__Provided data__:

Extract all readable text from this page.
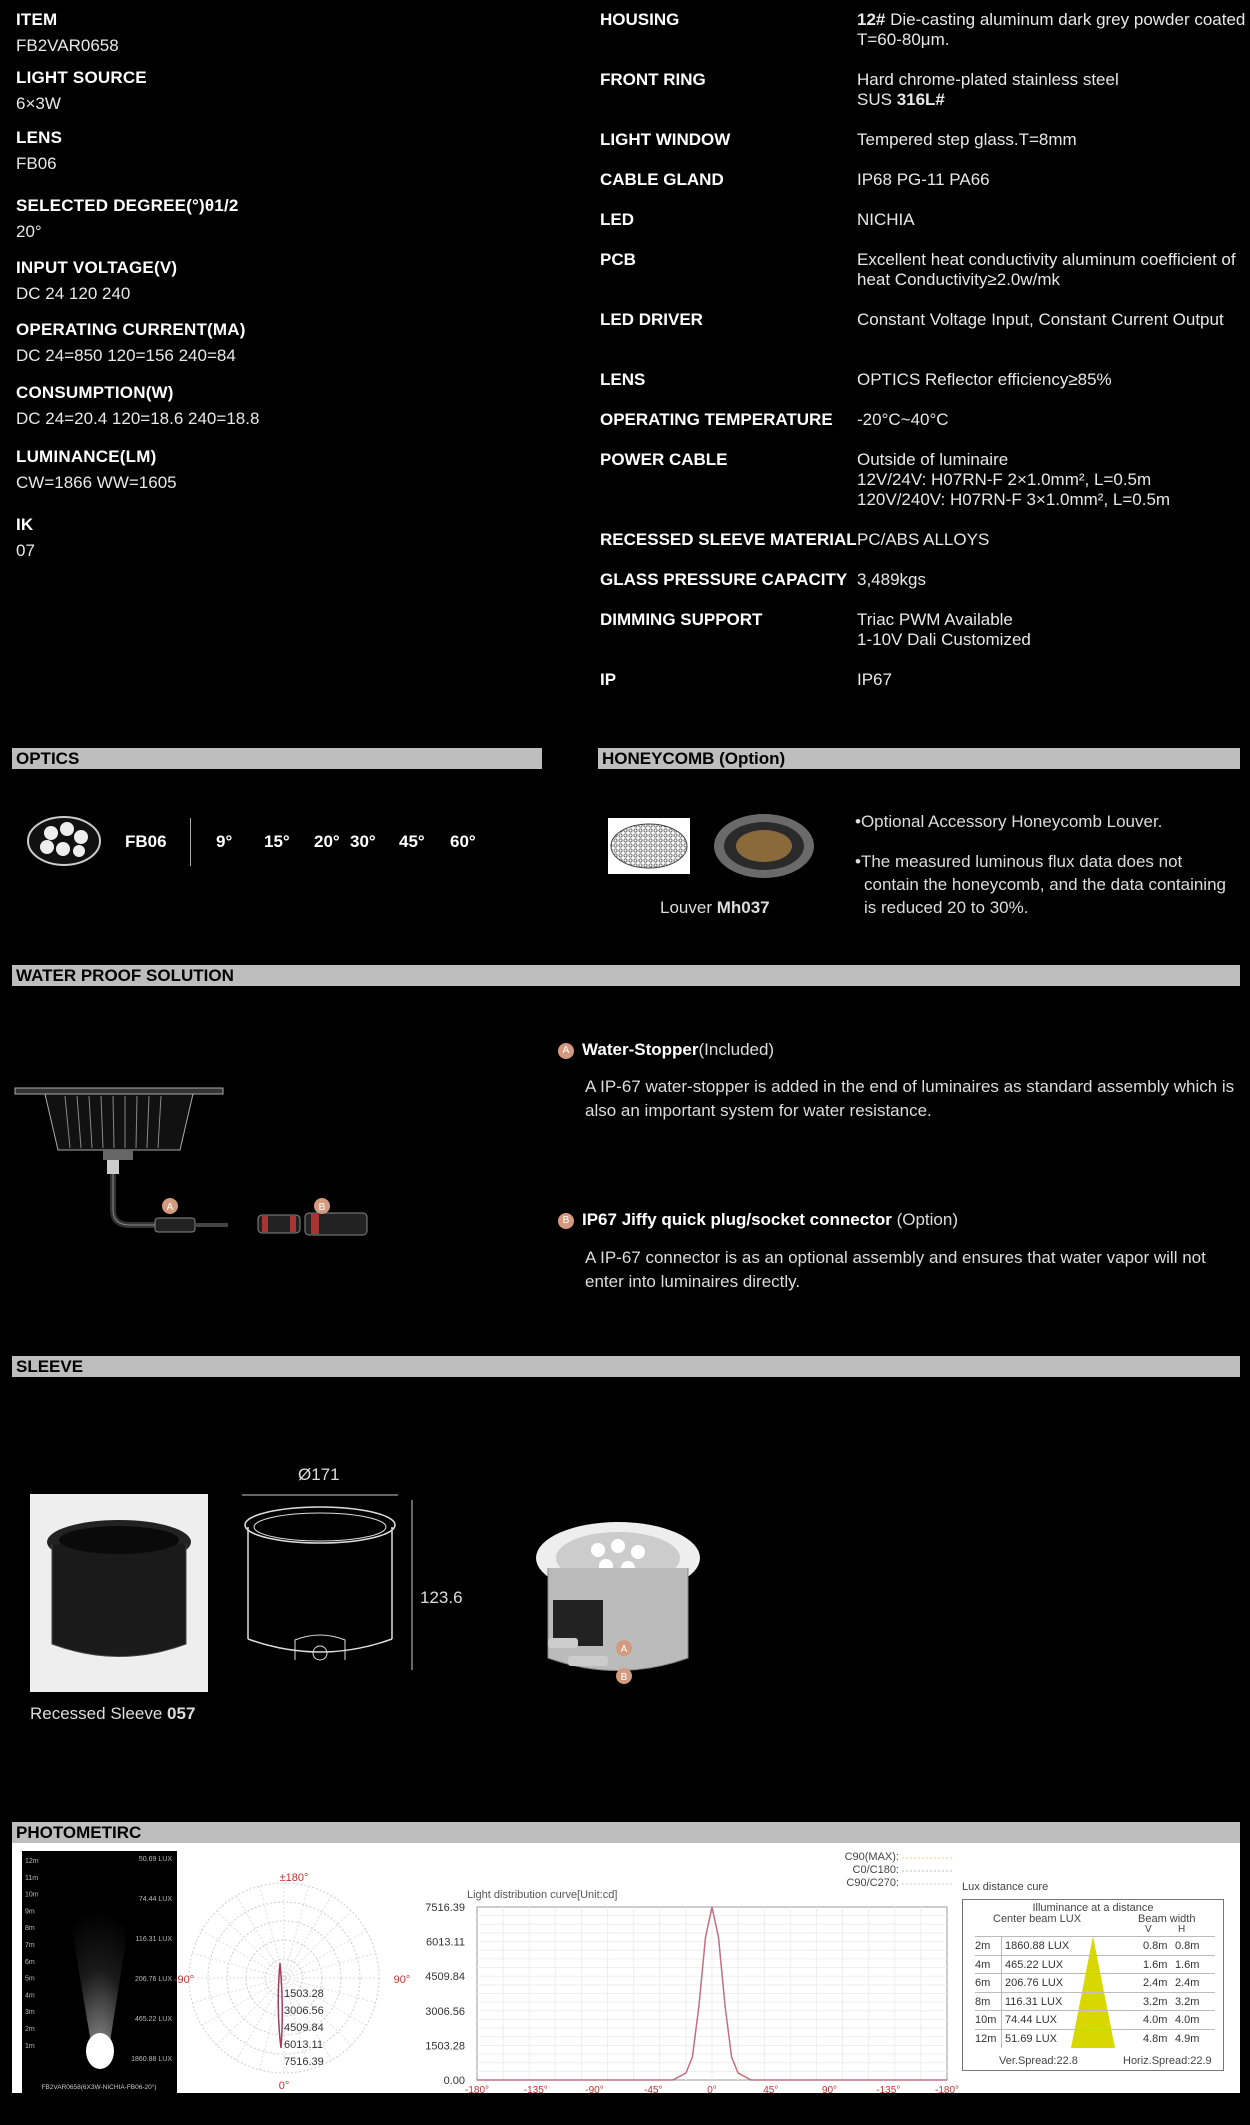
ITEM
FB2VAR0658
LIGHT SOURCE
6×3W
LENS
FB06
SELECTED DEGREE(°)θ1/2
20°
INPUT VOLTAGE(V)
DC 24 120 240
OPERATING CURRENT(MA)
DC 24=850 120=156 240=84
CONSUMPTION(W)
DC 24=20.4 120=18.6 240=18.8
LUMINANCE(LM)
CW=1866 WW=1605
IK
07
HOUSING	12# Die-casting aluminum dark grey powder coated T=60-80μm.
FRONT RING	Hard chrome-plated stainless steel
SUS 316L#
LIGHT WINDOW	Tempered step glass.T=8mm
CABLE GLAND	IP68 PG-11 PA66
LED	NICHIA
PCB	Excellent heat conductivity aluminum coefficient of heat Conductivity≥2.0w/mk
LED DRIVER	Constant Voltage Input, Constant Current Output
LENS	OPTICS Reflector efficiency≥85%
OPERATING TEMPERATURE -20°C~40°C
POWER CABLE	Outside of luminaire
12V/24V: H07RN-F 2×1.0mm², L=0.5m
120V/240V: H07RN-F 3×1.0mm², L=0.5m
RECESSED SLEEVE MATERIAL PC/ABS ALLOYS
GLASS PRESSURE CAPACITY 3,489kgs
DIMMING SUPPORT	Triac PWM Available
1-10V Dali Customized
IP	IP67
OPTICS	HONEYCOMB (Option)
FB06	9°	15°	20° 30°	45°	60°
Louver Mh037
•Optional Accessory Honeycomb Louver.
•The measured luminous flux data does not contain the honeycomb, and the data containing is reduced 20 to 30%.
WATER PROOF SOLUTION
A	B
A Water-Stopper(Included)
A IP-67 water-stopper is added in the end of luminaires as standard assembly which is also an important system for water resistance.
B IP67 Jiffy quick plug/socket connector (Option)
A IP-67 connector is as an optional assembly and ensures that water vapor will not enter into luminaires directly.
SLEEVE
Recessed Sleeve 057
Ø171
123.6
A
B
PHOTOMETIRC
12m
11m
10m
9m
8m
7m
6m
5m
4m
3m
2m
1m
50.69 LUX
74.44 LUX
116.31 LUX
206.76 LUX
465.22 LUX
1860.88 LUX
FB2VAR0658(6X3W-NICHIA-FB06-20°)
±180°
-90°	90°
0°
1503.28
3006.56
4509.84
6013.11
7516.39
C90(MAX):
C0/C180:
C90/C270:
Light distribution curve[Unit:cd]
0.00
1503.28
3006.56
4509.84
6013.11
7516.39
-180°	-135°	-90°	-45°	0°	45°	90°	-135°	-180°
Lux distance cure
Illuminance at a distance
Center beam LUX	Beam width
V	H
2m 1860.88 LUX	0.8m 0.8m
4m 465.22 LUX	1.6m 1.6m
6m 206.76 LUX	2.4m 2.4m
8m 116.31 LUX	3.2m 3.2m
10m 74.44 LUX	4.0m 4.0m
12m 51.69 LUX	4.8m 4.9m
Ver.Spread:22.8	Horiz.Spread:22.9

--

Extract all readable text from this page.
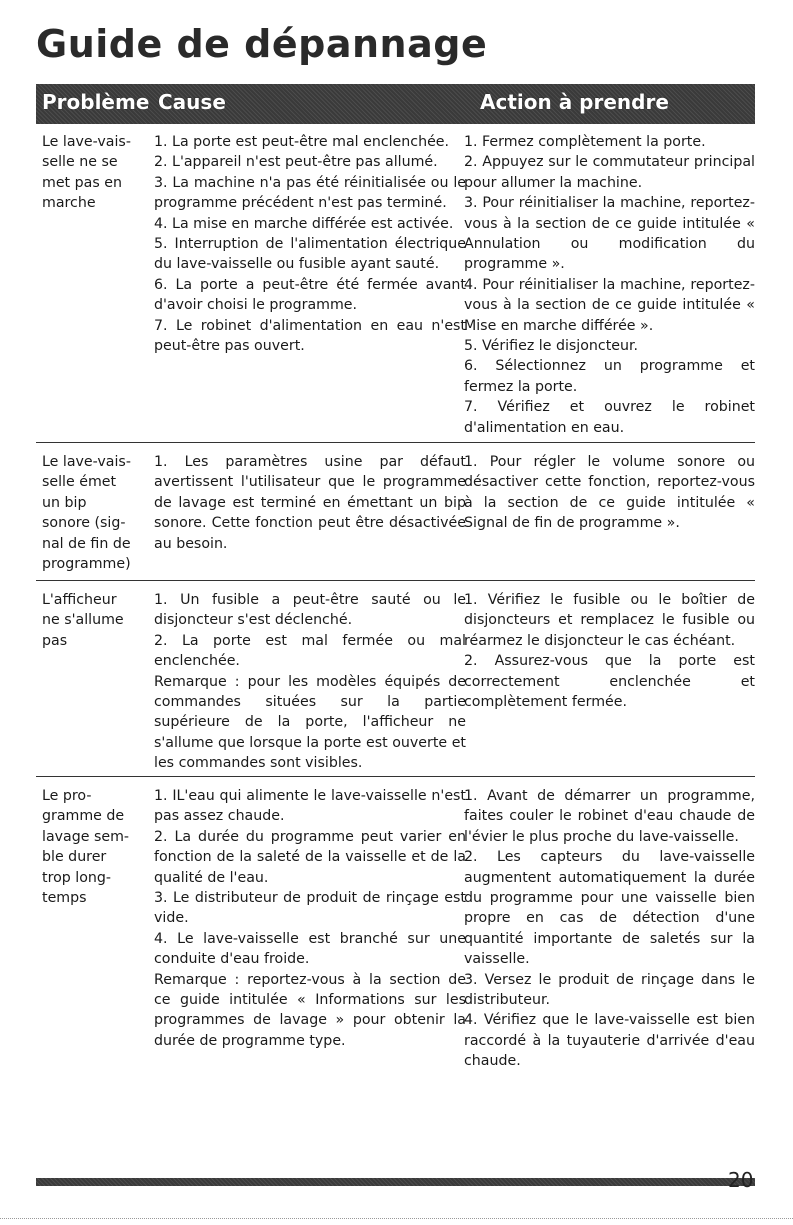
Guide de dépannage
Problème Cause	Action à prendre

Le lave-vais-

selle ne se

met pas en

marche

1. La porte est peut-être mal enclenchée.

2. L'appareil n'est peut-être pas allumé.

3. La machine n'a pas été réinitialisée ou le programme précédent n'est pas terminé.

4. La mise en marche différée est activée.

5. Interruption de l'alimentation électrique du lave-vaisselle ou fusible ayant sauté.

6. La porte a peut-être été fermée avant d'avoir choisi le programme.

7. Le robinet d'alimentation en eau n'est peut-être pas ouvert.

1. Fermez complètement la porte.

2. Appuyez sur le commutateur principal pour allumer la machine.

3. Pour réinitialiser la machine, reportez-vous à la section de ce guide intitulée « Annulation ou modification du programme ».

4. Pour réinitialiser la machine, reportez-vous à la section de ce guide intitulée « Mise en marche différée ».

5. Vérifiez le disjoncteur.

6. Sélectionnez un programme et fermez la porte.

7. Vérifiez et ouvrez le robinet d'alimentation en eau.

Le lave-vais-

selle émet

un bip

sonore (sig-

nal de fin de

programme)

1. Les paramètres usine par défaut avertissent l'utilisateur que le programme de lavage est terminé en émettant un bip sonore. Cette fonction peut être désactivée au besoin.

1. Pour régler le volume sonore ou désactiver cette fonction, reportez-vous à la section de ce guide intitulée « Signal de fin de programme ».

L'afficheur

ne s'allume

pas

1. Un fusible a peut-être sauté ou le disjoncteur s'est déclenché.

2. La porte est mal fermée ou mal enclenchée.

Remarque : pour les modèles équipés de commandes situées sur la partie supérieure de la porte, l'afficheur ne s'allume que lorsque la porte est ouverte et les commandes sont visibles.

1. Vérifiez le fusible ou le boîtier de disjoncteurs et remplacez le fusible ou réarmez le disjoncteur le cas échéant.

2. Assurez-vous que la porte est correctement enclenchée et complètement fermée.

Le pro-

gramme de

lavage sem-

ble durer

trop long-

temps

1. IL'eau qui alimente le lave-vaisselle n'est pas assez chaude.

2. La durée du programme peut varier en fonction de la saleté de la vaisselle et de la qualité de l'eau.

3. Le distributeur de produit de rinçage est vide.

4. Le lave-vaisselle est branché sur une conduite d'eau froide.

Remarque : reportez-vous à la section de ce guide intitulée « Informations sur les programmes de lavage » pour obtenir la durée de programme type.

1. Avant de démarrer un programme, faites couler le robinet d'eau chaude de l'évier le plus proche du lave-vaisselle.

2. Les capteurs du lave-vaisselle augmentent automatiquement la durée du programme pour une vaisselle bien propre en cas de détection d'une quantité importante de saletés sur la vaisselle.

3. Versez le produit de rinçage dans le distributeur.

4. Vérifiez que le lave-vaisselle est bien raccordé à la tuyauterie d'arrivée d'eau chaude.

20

* * *

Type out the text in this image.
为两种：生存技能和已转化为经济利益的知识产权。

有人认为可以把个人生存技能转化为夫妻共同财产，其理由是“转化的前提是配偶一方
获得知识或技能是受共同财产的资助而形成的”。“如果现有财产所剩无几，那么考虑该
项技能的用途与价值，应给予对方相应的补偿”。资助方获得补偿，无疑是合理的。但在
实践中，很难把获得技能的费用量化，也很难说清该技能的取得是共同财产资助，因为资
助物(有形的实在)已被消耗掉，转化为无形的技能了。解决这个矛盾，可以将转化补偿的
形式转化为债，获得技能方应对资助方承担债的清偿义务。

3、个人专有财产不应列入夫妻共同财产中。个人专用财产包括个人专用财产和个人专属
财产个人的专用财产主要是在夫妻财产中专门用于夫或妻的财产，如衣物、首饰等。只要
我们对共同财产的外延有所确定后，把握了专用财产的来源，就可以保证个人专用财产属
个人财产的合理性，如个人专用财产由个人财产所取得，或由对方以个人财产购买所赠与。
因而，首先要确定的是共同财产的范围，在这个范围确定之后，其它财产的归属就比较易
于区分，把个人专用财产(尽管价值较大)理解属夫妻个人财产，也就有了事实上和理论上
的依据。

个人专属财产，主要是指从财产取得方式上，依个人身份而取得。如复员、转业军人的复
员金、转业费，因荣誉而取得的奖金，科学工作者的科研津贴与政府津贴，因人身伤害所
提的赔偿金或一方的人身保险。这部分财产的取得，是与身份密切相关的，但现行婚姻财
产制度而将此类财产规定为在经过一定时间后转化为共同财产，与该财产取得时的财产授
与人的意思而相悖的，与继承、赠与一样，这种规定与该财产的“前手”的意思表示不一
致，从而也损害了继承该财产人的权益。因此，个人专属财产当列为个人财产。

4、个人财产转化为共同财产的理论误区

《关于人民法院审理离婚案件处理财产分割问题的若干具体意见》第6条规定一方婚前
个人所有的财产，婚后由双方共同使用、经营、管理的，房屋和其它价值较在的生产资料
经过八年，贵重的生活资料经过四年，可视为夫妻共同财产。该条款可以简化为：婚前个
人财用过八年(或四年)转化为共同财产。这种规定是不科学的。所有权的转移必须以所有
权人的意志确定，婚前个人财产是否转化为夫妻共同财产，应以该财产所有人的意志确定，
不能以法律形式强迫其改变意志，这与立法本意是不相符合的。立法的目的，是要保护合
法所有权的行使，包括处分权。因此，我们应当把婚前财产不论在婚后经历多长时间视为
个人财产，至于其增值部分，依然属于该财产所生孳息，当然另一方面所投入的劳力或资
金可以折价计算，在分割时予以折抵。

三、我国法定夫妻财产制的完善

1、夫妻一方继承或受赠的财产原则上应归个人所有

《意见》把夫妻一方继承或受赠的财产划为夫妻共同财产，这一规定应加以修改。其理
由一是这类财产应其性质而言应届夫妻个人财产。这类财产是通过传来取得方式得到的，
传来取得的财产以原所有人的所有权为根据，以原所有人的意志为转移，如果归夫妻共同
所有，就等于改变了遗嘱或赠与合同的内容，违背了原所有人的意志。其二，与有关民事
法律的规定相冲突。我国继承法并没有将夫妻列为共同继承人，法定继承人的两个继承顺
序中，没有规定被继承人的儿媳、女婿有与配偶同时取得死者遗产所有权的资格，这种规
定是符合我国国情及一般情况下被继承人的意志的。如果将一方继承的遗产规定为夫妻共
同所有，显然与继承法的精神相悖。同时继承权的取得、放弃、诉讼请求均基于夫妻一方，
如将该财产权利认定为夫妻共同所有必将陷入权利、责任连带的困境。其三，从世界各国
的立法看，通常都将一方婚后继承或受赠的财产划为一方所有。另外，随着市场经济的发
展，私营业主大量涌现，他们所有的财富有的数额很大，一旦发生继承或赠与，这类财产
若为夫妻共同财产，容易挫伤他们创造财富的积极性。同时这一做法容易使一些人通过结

__Required work__: Your answer should be one number: how many lines in the material above contain the string "différée".

__Expected output__: 2